- [Objective]:
Filter the listing below, copying every line in which the word "screenshot" appears.

- [Records supplied]:
**********

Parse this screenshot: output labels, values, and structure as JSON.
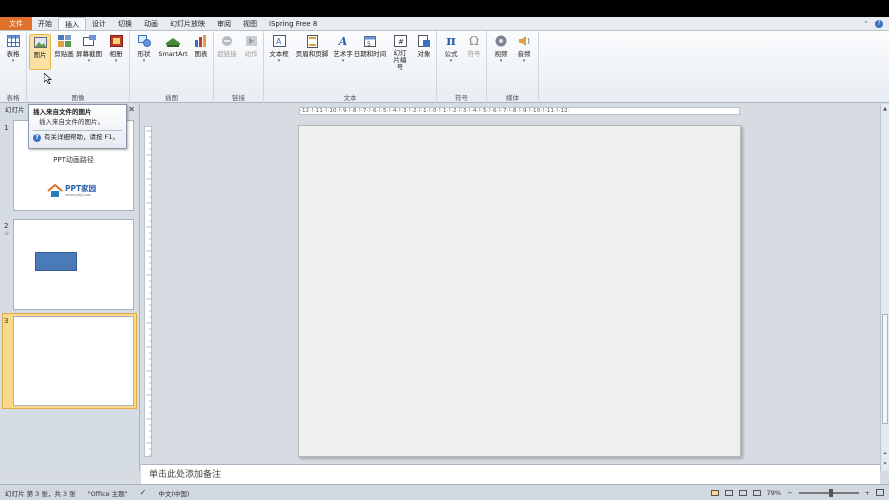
{
  "tabs": [
    "文件",
    "开始",
    "插入",
    "设计",
    "切换",
    "动画",
    "幻灯片放映",
    "审阅",
    "视图",
    "iSpring Free 8"
  ],
  "ribbon": {
    "groups": [
      {
        "label": "表格",
        "buttons": [
          {
            "label": "表格",
            "icon": "table-icon"
          }
        ]
      },
      {
        "label": "图像",
        "buttons": [
          {
            "label": "图片",
            "icon": "picture-icon"
          },
          {
            "label": "剪贴画",
            "icon": "clipart-icon"
          },
          {
            "label": "屏幕截图",
            "icon": "screenshot-icon"
          },
          {
            "label": "相册",
            "icon": "album-icon"
          }
        ]
      },
      {
        "label": "插图",
        "buttons": [
          {
            "label": "形状",
            "icon": "shapes-icon"
          },
          {
            "label": "SmartArt",
            "icon": "smartart-icon"
          },
          {
            "label": "图表",
            "icon": "chart-icon"
          }
        ]
      },
      {
        "label": "链接",
        "buttons": [
          {
            "label": "超链接",
            "icon": "hyperlink-icon"
          },
          {
            "label": "动作",
            "icon": "action-icon"
          }
        ]
      },
      {
        "label": "文本",
        "buttons": [
          {
            "label": "文本框",
            "icon": "textbox-icon"
          },
          {
            "label": "页眉和页脚",
            "icon": "header-footer-icon"
          },
          {
            "label": "艺术字",
            "icon": "wordart-icon"
          },
          {
            "label": "日期和时间",
            "icon": "datetime-icon"
          },
          {
            "label": "幻灯片编号",
            "icon": "slide-number-icon"
          },
          {
            "label": "对象",
            "icon": "object-icon"
          }
        ]
      },
      {
        "label": "符号",
        "buttons": [
          {
            "label": "公式",
            "icon": "equation-icon"
          },
          {
            "label": "符号",
            "icon": "symbol-icon"
          }
        ]
      },
      {
        "label": "媒体",
        "buttons": [
          {
            "label": "视频",
            "icon": "video-icon"
          },
          {
            "label": "音频",
            "icon": "audio-icon"
          }
        ]
      }
    ]
  },
  "tooltip": {
    "title": "插入来自文件的图片",
    "description": "插入来自文件的图片。",
    "help": "有关详细帮助，请按 F1。"
  },
  "panel": {
    "header": "幻灯片",
    "slides": [
      {
        "number": "1",
        "title": "PPT动画路径",
        "logo_text": "PPT家园",
        "logo_sub": "www.pptjy.com"
      },
      {
        "number": "2",
        "star": "☆"
      },
      {
        "number": "3"
      }
    ]
  },
  "ruler_text": "·12·!·11·!·10·!·9·!·8·!·7·!·6·!·5·!·4·!·3·!·2·!·1·!·0·!·1·!·2·!·3·!·4·!·5·!·6·!·7·!·8·!·9·!·10·!·11·!·12·",
  "notes_placeholder": "单击此处添加备注",
  "status": {
    "slide_info": "幻灯片 第 3 张，共 3 张",
    "theme": "\"Office 主题\"",
    "language": "中文(中国)",
    "zoom": "79%"
  },
  "colors": {
    "file_tab": "#e0702a",
    "selected_thumb": "#fbd98a",
    "shape_fill": "#4a7ab8"
  }
}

**********

- [Exercise output]:
Parse this screenshot: output labels, values, and structure as JSON.
            "icon": "screenshot-icon"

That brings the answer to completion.